Written request:
In the listing below, find every line with the string "bell" and pull it out.

Stored rows:

------

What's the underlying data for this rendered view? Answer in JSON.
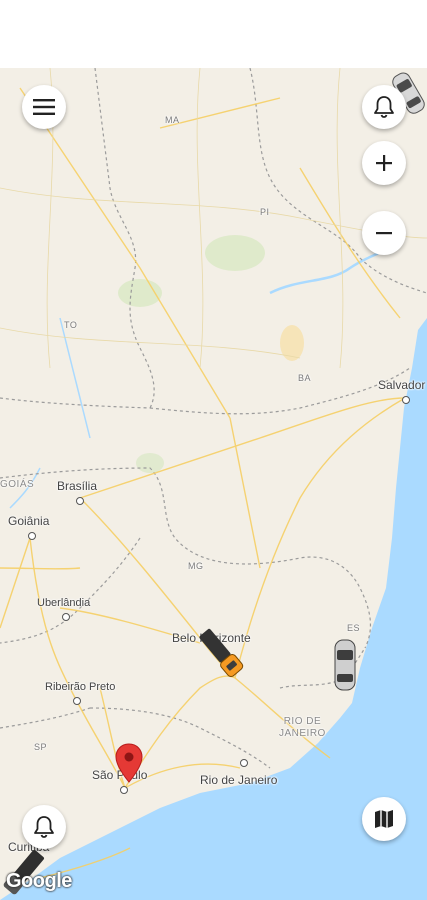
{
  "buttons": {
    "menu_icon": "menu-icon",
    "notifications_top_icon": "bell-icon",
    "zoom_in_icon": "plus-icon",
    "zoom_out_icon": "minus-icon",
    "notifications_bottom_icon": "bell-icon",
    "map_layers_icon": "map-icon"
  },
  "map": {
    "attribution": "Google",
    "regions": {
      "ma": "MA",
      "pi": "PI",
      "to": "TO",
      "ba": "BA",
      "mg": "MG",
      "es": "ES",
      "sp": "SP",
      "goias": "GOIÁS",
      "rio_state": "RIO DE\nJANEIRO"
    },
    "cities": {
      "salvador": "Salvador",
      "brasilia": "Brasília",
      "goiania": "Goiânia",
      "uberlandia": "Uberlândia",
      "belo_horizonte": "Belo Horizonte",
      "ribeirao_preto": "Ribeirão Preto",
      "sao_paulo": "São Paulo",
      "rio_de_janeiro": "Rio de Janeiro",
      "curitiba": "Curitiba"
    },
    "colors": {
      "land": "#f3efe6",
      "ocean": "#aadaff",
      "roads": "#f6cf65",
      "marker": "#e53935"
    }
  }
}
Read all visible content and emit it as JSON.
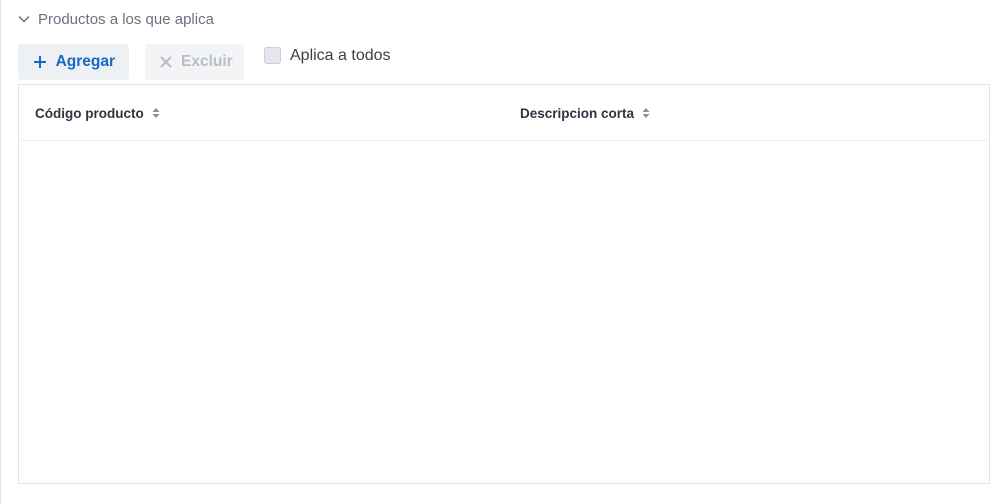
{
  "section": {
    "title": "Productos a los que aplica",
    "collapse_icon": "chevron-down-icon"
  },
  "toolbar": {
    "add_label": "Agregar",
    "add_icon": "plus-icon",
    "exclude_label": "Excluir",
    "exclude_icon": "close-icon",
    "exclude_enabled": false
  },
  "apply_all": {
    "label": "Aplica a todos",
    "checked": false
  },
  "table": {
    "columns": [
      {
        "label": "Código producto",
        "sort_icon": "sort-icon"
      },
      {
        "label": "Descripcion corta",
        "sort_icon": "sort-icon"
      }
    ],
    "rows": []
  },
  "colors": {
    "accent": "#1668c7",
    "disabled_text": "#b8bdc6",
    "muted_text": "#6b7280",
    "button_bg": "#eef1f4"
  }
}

------

Output of the task:
    "notifications_top_icon": "bell-icon",
    "notifications_bottom_icon": "bell-icon",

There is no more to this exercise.